# Required work
Give the count of lines that include the string "Rate". Add nothing to it.

━━━━━━━━━━━━━━━━━━━━

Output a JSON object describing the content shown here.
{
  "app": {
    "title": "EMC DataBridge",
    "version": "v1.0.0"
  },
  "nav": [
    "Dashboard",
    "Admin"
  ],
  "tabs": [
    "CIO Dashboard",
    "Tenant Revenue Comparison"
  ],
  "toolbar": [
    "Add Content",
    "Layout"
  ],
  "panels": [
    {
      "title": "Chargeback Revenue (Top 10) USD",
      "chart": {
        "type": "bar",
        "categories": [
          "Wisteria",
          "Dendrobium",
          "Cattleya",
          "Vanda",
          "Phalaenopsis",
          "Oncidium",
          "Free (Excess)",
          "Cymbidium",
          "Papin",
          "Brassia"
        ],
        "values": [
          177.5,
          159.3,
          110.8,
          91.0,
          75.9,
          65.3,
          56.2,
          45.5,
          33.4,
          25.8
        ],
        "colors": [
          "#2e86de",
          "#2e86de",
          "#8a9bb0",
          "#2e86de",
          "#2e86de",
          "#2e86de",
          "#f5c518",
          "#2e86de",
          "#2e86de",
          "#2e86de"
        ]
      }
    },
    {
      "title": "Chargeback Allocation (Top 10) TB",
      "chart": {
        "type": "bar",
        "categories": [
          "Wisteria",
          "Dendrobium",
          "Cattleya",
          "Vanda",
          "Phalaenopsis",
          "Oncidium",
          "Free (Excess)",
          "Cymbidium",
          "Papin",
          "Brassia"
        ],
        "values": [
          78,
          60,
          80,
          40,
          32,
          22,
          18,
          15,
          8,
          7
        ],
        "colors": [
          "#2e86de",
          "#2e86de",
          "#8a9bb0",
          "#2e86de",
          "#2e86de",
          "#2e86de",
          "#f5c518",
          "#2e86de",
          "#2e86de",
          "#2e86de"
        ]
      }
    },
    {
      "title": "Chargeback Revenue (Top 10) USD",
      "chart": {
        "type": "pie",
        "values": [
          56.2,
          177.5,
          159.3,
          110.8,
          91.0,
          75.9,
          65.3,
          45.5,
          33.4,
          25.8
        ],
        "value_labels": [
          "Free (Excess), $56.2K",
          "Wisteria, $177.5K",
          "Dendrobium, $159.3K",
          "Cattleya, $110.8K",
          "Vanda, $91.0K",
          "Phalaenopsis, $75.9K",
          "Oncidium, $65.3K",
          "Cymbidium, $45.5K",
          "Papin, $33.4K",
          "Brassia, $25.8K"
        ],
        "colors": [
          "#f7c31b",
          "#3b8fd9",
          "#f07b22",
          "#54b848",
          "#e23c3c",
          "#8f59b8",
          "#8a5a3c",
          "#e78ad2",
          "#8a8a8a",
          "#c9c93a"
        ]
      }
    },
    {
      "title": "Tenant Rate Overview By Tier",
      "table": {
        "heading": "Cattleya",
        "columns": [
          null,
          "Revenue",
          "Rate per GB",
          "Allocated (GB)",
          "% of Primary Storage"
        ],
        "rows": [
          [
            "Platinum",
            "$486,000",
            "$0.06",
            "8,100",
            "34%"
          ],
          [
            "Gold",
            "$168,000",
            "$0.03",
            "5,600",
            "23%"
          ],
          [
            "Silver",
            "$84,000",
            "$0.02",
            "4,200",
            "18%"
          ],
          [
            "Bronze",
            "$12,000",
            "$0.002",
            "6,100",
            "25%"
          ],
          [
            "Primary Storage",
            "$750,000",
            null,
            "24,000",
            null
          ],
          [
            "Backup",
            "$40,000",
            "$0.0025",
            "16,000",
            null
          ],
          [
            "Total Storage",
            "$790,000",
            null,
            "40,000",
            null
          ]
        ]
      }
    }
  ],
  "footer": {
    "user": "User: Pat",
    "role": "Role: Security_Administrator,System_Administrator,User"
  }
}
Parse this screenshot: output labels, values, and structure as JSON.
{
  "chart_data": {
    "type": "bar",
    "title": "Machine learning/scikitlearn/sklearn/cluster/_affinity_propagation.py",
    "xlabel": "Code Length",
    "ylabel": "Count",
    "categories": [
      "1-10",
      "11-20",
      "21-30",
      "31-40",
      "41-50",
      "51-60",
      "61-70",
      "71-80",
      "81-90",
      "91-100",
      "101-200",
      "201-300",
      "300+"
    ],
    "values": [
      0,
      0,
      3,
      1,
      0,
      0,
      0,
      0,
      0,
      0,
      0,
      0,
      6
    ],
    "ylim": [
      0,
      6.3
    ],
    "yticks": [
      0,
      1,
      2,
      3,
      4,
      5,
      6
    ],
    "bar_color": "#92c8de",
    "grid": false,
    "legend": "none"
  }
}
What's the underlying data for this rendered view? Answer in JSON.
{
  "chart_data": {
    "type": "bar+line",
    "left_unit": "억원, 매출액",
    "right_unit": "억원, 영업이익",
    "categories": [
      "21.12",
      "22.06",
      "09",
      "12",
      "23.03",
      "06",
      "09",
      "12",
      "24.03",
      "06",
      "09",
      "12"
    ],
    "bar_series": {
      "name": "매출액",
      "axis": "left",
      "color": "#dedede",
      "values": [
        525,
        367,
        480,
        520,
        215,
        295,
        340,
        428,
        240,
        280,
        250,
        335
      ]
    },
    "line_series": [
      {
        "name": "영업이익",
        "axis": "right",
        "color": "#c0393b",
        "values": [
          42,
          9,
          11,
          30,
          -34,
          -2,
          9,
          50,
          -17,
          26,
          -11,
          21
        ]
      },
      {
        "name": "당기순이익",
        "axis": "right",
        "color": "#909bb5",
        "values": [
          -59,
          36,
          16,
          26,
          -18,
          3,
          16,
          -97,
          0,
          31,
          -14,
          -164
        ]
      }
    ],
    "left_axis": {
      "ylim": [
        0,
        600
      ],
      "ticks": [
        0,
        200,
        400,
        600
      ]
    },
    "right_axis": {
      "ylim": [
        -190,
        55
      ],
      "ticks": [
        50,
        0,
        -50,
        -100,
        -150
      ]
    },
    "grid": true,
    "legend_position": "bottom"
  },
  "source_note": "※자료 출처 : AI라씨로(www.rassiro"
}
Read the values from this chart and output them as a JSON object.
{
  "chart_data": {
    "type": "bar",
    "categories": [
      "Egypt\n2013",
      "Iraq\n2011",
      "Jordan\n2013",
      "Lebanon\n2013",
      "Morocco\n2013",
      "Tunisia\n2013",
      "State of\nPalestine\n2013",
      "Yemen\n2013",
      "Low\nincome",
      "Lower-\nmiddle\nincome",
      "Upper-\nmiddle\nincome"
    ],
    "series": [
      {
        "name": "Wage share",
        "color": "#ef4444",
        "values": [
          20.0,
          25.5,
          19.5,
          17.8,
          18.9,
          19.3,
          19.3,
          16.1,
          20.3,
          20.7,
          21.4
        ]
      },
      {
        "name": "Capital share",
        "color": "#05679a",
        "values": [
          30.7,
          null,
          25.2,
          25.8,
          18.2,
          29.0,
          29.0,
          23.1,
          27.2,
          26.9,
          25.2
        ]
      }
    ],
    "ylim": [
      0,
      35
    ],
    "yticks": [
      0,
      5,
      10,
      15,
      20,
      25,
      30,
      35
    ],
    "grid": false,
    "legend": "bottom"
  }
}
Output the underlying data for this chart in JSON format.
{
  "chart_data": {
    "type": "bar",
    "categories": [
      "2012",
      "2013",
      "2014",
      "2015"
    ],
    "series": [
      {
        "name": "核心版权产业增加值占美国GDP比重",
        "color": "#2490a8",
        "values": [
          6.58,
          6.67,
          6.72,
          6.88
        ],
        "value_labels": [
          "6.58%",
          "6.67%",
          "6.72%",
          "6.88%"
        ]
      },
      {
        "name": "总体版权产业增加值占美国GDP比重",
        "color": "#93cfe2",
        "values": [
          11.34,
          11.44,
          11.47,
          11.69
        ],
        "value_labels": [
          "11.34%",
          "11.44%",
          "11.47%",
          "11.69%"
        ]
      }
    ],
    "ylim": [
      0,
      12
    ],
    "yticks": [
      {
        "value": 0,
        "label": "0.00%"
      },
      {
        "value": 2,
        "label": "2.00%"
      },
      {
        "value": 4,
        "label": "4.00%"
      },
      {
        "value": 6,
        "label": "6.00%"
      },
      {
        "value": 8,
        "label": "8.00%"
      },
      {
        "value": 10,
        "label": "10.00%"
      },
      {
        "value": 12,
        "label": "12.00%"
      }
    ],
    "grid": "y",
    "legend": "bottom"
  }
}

━━━━━━━━━━━━━━━━━━━━

# Solution to the exercise
2